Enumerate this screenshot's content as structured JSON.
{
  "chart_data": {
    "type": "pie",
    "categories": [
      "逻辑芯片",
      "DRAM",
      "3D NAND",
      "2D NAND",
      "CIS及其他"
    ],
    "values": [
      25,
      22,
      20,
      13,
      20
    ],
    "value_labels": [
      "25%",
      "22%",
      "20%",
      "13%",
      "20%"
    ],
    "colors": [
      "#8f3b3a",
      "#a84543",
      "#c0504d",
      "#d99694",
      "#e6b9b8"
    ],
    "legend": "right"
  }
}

# [Task brief]
Make an exact copy of the data above.

# [Exercise response]
Enumerate this screenshot's content as structured JSON.
{
  "chart_data": {
    "type": "pie",
    "categories": [
      "逻辑芯片",
      "DRAM",
      "3D NAND",
      "2D NAND",
      "CIS及其他"
    ],
    "values": [
      25,
      22,
      20,
      13,
      20
    ],
    "value_labels": [
      "25%",
      "22%",
      "20%",
      "13%",
      "20%"
    ],
    "colors": [
      "#8f3b3a",
      "#a84543",
      "#c0504d",
      "#d99694",
      "#e6b9b8"
    ],
    "legend": "right"
  }
}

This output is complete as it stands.